Exercise details
Transcribe the records that follow in their entirety, omitting any pictures.

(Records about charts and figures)
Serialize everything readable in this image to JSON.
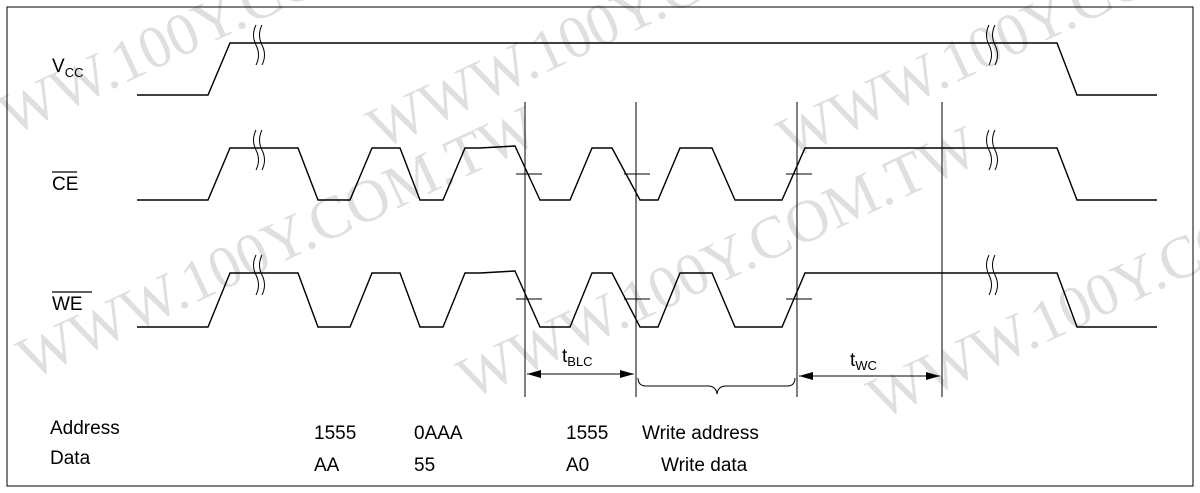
{
  "watermark": "WWW.100Y.COM.TW",
  "signals": {
    "vcc": {
      "main": "V",
      "sub": "CC"
    },
    "ce": "CE",
    "we": "WE"
  },
  "timing": {
    "tblc": {
      "main": "t",
      "sub": "BLC"
    },
    "twc": {
      "main": "t",
      "sub": "WC"
    }
  },
  "rows": {
    "address": {
      "label": "Address",
      "values": [
        "1555",
        "0AAA",
        "1555",
        "Write address"
      ]
    },
    "data": {
      "label": "Data",
      "values": [
        "AA",
        "55",
        "A0",
        "Write data"
      ]
    }
  }
}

Correct result
Serialize everything readable in this image to JSON.
{
  "watermark": "WWW.100Y.COM.TW",
  "signals": {
    "vcc": {
      "main": "V",
      "sub": "CC"
    },
    "ce": "CE",
    "we": "WE"
  },
  "timing": {
    "tblc": {
      "main": "t",
      "sub": "BLC"
    },
    "twc": {
      "main": "t",
      "sub": "WC"
    }
  },
  "rows": {
    "address": {
      "label": "Address",
      "values": [
        "1555",
        "0AAA",
        "1555",
        "Write address"
      ]
    },
    "data": {
      "label": "Data",
      "values": [
        "AA",
        "55",
        "A0",
        "Write data"
      ]
    }
  }
}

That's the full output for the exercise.